Task brief>
Every line below that mentions the word "this" should be copied out.

[Figure record listings]
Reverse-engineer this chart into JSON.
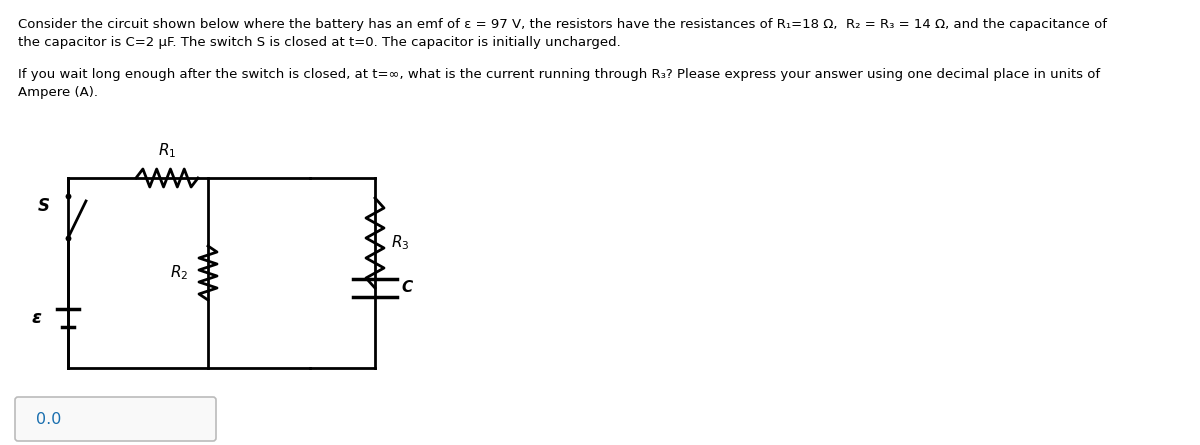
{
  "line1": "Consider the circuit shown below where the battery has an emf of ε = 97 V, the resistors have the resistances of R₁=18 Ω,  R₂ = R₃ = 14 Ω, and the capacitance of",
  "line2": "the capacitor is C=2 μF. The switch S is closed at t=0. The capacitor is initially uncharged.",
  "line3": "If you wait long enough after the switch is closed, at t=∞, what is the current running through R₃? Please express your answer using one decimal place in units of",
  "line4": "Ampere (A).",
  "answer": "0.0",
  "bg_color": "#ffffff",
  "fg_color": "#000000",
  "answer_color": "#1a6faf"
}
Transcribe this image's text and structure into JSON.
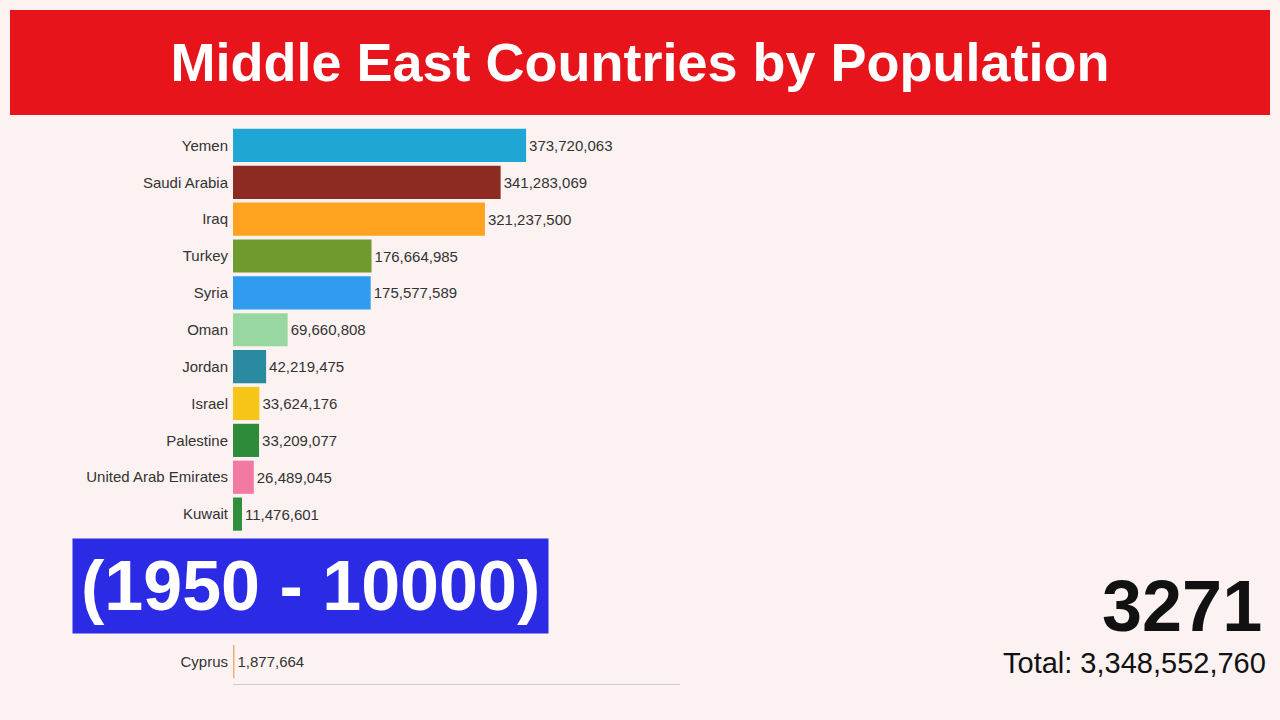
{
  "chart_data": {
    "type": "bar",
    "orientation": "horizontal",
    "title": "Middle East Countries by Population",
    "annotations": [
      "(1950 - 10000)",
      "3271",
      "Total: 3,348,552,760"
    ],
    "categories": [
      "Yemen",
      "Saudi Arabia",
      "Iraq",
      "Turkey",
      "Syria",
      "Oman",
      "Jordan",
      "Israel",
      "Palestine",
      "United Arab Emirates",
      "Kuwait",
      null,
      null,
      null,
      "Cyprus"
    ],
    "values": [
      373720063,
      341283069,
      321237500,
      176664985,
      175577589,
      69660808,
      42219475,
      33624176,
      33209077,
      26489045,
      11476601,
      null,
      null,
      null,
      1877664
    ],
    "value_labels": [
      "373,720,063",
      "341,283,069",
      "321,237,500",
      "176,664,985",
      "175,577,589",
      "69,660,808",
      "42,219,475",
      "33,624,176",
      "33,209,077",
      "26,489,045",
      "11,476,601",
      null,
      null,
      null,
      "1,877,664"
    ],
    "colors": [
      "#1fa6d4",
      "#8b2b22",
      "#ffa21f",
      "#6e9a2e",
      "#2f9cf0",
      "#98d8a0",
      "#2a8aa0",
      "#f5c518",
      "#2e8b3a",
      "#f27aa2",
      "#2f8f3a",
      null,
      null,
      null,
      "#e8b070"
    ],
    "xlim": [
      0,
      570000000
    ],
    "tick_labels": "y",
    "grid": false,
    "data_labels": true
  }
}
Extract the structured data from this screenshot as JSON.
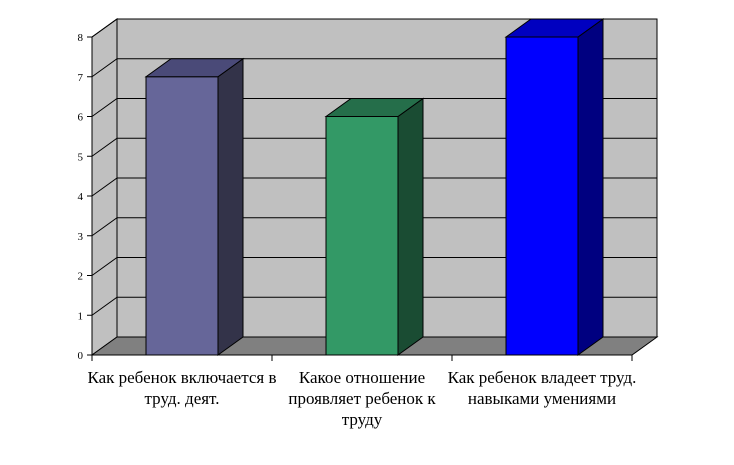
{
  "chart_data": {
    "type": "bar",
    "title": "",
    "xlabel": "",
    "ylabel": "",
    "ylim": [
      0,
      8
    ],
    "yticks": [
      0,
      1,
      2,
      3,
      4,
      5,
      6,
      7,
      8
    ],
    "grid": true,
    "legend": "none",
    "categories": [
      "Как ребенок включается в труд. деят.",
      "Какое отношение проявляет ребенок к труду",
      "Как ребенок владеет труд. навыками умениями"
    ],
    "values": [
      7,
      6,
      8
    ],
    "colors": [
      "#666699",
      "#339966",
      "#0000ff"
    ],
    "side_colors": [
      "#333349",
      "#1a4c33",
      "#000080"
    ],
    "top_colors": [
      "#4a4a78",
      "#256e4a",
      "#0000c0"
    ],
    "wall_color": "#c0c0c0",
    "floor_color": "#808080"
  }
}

Expected output>
Reverse-engineer this chart into JSON.
Transcribe this image's text and structure into JSON.
Extract the structured data from this screenshot as JSON.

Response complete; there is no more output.